:: PROMPT ::
Go through the listing and return every line with "JSON" in it.

# Start of DATA RECORDS

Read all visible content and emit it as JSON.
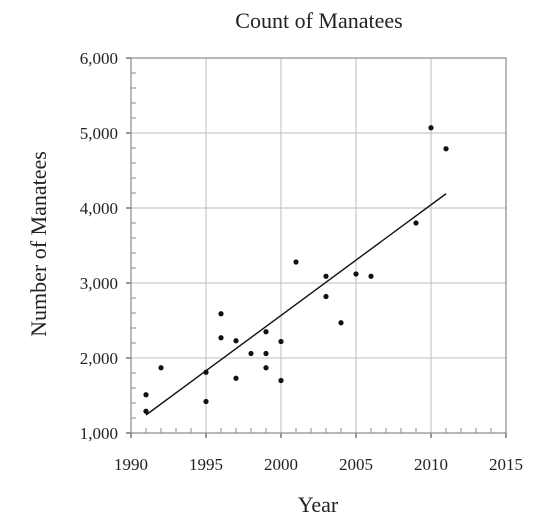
{
  "chart_data": {
    "type": "scatter",
    "title": "Count of Manatees",
    "xlabel": "Year",
    "ylabel": "Number of Manatees",
    "xlim": [
      1990,
      2015
    ],
    "ylim": [
      1000,
      6000
    ],
    "x_ticks": [
      1990,
      1995,
      2000,
      2005,
      2010,
      2015
    ],
    "y_ticks": [
      1000,
      2000,
      3000,
      4000,
      5000,
      6000
    ],
    "x_tick_labels": [
      "1990",
      "1995",
      "2000",
      "2005",
      "2010",
      "2015"
    ],
    "y_tick_labels": [
      "1,000",
      "2,000",
      "3,000",
      "4,000",
      "5,000",
      "6,000"
    ],
    "grid": true,
    "legend": "none",
    "points": [
      {
        "x": 1991,
        "y": 1510
      },
      {
        "x": 1991,
        "y": 1290
      },
      {
        "x": 1992,
        "y": 1870
      },
      {
        "x": 1995,
        "y": 1810
      },
      {
        "x": 1995,
        "y": 1420
      },
      {
        "x": 1996,
        "y": 2590
      },
      {
        "x": 1996,
        "y": 2270
      },
      {
        "x": 1997,
        "y": 2230
      },
      {
        "x": 1997,
        "y": 1730
      },
      {
        "x": 1998,
        "y": 2060
      },
      {
        "x": 1999,
        "y": 2350
      },
      {
        "x": 1999,
        "y": 2060
      },
      {
        "x": 1999,
        "y": 1870
      },
      {
        "x": 2000,
        "y": 2220
      },
      {
        "x": 2000,
        "y": 1700
      },
      {
        "x": 2001,
        "y": 3280
      },
      {
        "x": 2003,
        "y": 3090
      },
      {
        "x": 2003,
        "y": 2820
      },
      {
        "x": 2004,
        "y": 2470
      },
      {
        "x": 2005,
        "y": 3120
      },
      {
        "x": 2006,
        "y": 3090
      },
      {
        "x": 2009,
        "y": 3800
      },
      {
        "x": 2010,
        "y": 5070
      },
      {
        "x": 2011,
        "y": 4790
      }
    ],
    "trend_line": {
      "x": [
        1991,
        2011
      ],
      "y": [
        1240,
        4190
      ]
    }
  }
}
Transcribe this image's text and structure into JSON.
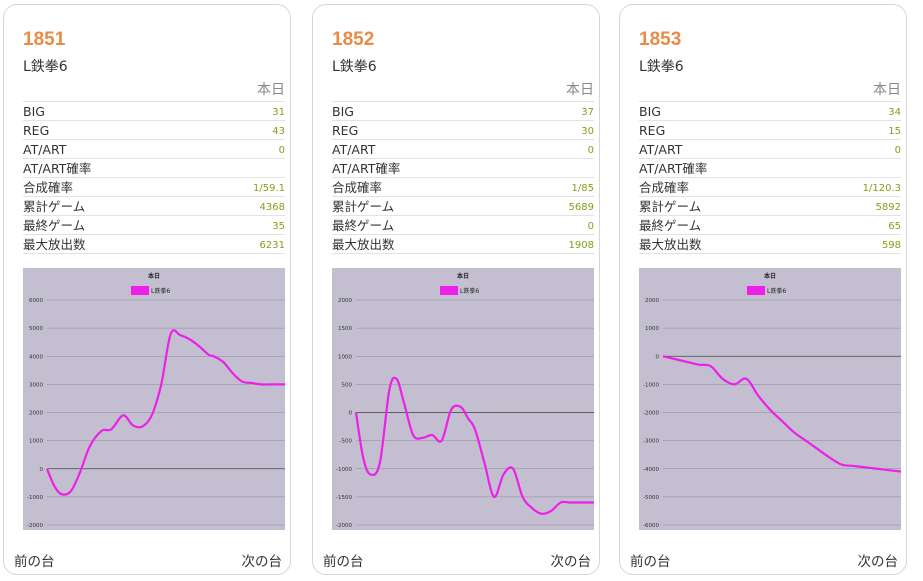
{
  "cards": [
    {
      "number": "1851",
      "model": "L鉄拳6",
      "header": "本日",
      "stats": [
        {
          "label": "BIG",
          "value": "31"
        },
        {
          "label": "REG",
          "value": "43"
        },
        {
          "label": "AT/ART",
          "value": "0"
        },
        {
          "label": "AT/ART確率",
          "value": ""
        },
        {
          "label": "合成確率",
          "value": "1/59.1"
        },
        {
          "label": "累計ゲーム",
          "value": "4368"
        },
        {
          "label": "最終ゲーム",
          "value": "35"
        },
        {
          "label": "最大放出数",
          "value": "6231"
        }
      ],
      "prev": "前の台",
      "next": "次の台"
    },
    {
      "number": "1852",
      "model": "L鉄拳6",
      "header": "本日",
      "stats": [
        {
          "label": "BIG",
          "value": "37"
        },
        {
          "label": "REG",
          "value": "30"
        },
        {
          "label": "AT/ART",
          "value": "0"
        },
        {
          "label": "AT/ART確率",
          "value": ""
        },
        {
          "label": "合成確率",
          "value": "1/85"
        },
        {
          "label": "累計ゲーム",
          "value": "5689"
        },
        {
          "label": "最終ゲーム",
          "value": "0"
        },
        {
          "label": "最大放出数",
          "value": "1908"
        }
      ],
      "prev": "前の台",
      "next": "次の台"
    },
    {
      "number": "1853",
      "model": "L鉄拳6",
      "header": "本日",
      "stats": [
        {
          "label": "BIG",
          "value": "34"
        },
        {
          "label": "REG",
          "value": "15"
        },
        {
          "label": "AT/ART",
          "value": "0"
        },
        {
          "label": "AT/ART確率",
          "value": ""
        },
        {
          "label": "合成確率",
          "value": "1/120.3"
        },
        {
          "label": "累計ゲーム",
          "value": "5892"
        },
        {
          "label": "最終ゲーム",
          "value": "65"
        },
        {
          "label": "最大放出数",
          "value": "598"
        }
      ],
      "prev": "前の台",
      "next": "次の台"
    }
  ],
  "colors": {
    "plot_bg": "#c3bfd1",
    "line": "#ee1fe8",
    "number": "#ea8a45",
    "value": "#7fa21a"
  },
  "chart_data": [
    {
      "type": "line",
      "title": "本日",
      "legend_position": "top",
      "series": [
        {
          "name": "L鉄拳6",
          "x": [
            0,
            0.03,
            0.06,
            0.1,
            0.14,
            0.18,
            0.23,
            0.27,
            0.32,
            0.36,
            0.4,
            0.44,
            0.48,
            0.52,
            0.56,
            0.6,
            0.64,
            0.68,
            0.7,
            0.74,
            0.78,
            0.82,
            0.86,
            0.9,
            0.94,
            0.97,
            1.0
          ],
          "y": [
            0,
            -600,
            -900,
            -800,
            -100,
            800,
            1350,
            1400,
            1900,
            1550,
            1500,
            1900,
            3000,
            4800,
            4750,
            4600,
            4350,
            4050,
            4000,
            3800,
            3400,
            3100,
            3050,
            3000,
            3000,
            3000,
            3000
          ]
        }
      ],
      "ylim": [
        -2000,
        6000
      ],
      "yticks": [
        "6000",
        "5000",
        "4000",
        "3000",
        "2000",
        "1000",
        "0",
        "-1000",
        "-2000"
      ],
      "grid": true
    },
    {
      "type": "line",
      "title": "本日",
      "legend_position": "top",
      "series": [
        {
          "name": "L鉄拳6",
          "x": [
            0,
            0.03,
            0.06,
            0.1,
            0.14,
            0.17,
            0.2,
            0.24,
            0.28,
            0.32,
            0.36,
            0.4,
            0.44,
            0.47,
            0.5,
            0.54,
            0.58,
            0.62,
            0.66,
            0.7,
            0.74,
            0.78,
            0.82,
            0.86,
            0.9,
            0.94,
            1.0
          ],
          "y": [
            0,
            -800,
            -1100,
            -900,
            400,
            600,
            200,
            -400,
            -450,
            -400,
            -500,
            50,
            100,
            -100,
            -300,
            -900,
            -1500,
            -1100,
            -1000,
            -1500,
            -1700,
            -1800,
            -1750,
            -1600,
            -1600,
            -1600,
            -1600
          ]
        }
      ],
      "ylim": [
        -2000,
        2000
      ],
      "yticks": [
        "2000",
        "1500",
        "1000",
        "500",
        "0",
        "-500",
        "-1000",
        "-1500",
        "-2000"
      ],
      "grid": true
    },
    {
      "type": "line",
      "title": "本日",
      "legend_position": "top",
      "series": [
        {
          "name": "L鉄拳6",
          "x": [
            0,
            0.05,
            0.1,
            0.15,
            0.2,
            0.25,
            0.3,
            0.35,
            0.4,
            0.45,
            0.5,
            0.55,
            0.6,
            0.65,
            0.7,
            0.75,
            0.8,
            0.85,
            0.9,
            0.95,
            1.0
          ],
          "y": [
            0,
            -100,
            -200,
            -300,
            -350,
            -800,
            -1000,
            -800,
            -1400,
            -1900,
            -2300,
            -2700,
            -3000,
            -3300,
            -3600,
            -3850,
            -3900,
            -3950,
            -4000,
            -4050,
            -4100
          ]
        }
      ],
      "ylim": [
        -5000,
        2000
      ],
      "yticks": [
        "2000",
        "1000",
        "0",
        "-1000",
        "-2000",
        "-3000",
        "-4000",
        "-5000",
        "-6000"
      ],
      "grid": true
    }
  ]
}
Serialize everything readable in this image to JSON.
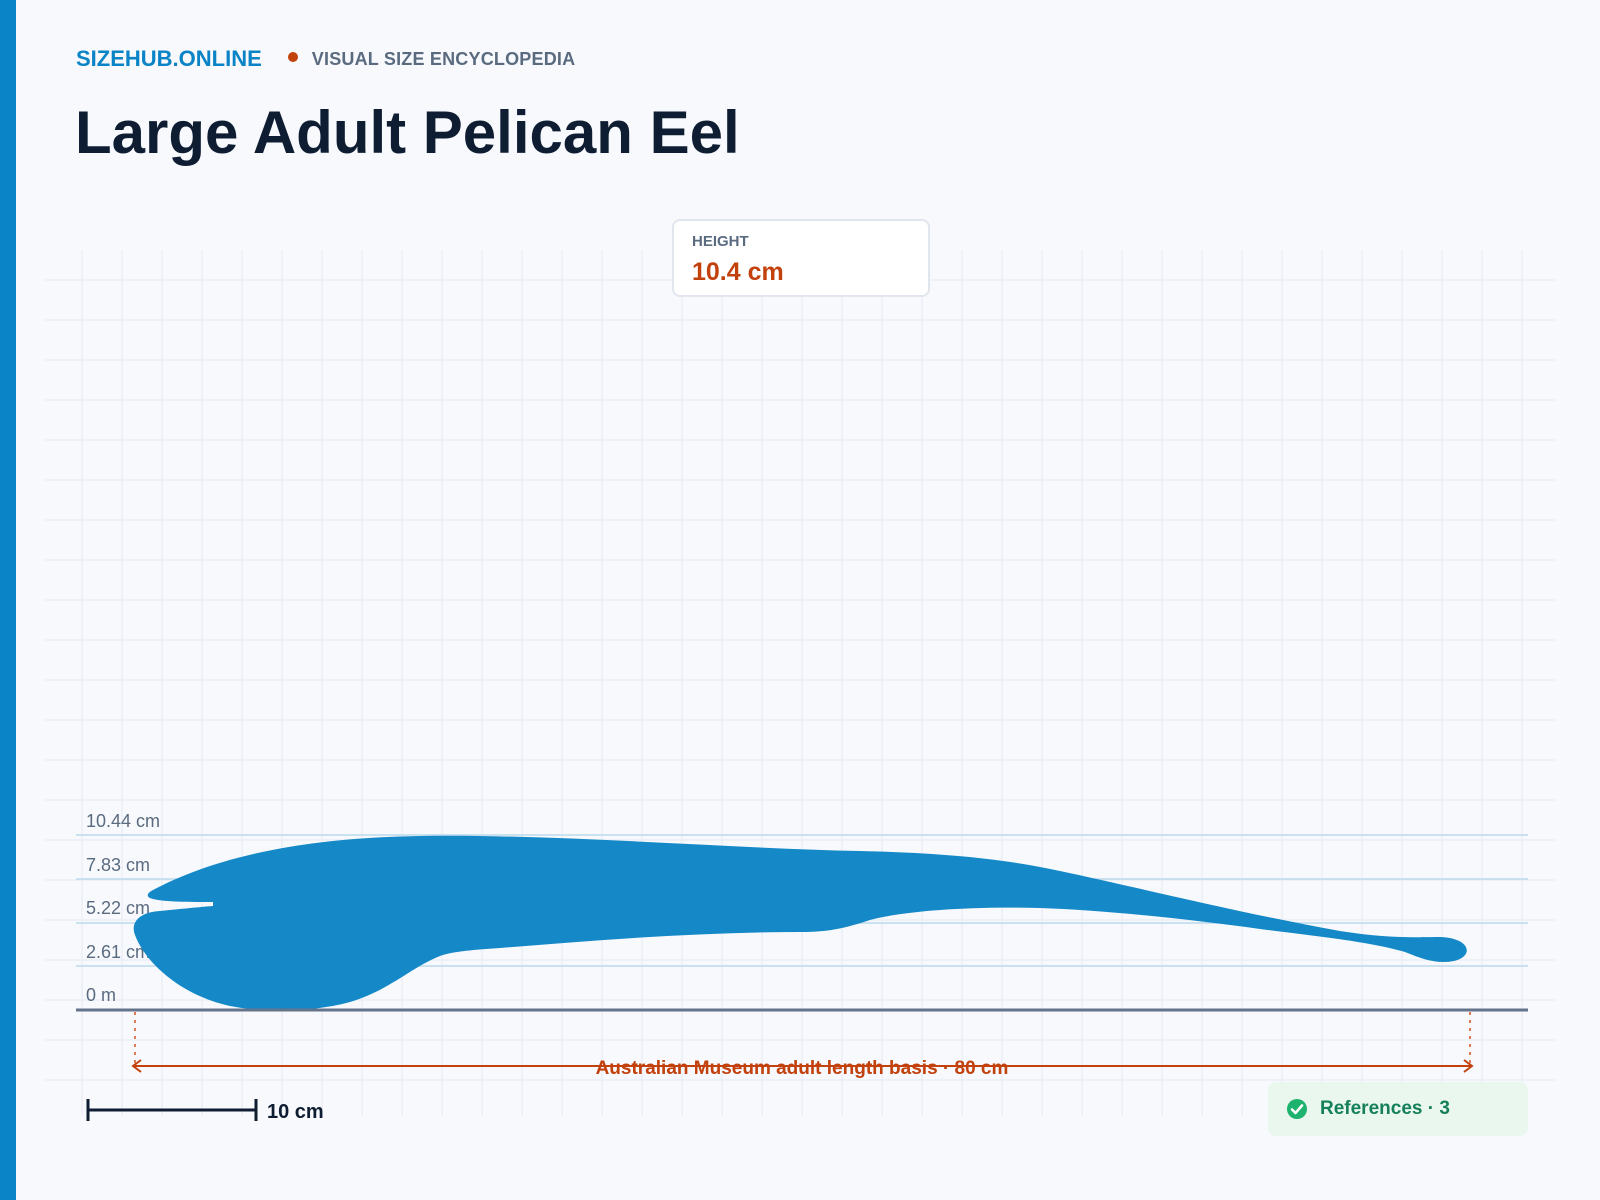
{
  "header": {
    "brand": "SIZEHUB.ONLINE",
    "tagline": "VISUAL SIZE ENCYCLOPEDIA",
    "title": "Large Adult Pelican Eel"
  },
  "height_card": {
    "label": "HEIGHT",
    "value": "10.4 cm"
  },
  "scale": {
    "unit_labels": [
      "10.44 cm",
      "7.83 cm",
      "5.22 cm",
      "2.61 cm",
      "0 m"
    ],
    "length_annotation": "Australian Museum adult length basis · 80 cm",
    "scale_bar_label": "10 cm"
  },
  "references": {
    "label": "References · 3",
    "icon": "check-circle-icon"
  },
  "colors": {
    "accent": "#0a84c6",
    "silhouette": "#1589c8",
    "measure": "#c2410c",
    "refs_bg": "#e9f7ef",
    "refs_text": "#15805a"
  }
}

# End of DATA RECORDS

:: RESPONSE BELOW ::
Read all visible content and emit it as JSON.
Transcribe this image's text and structure into JSON.
Serialize everything readable in this image to JSON.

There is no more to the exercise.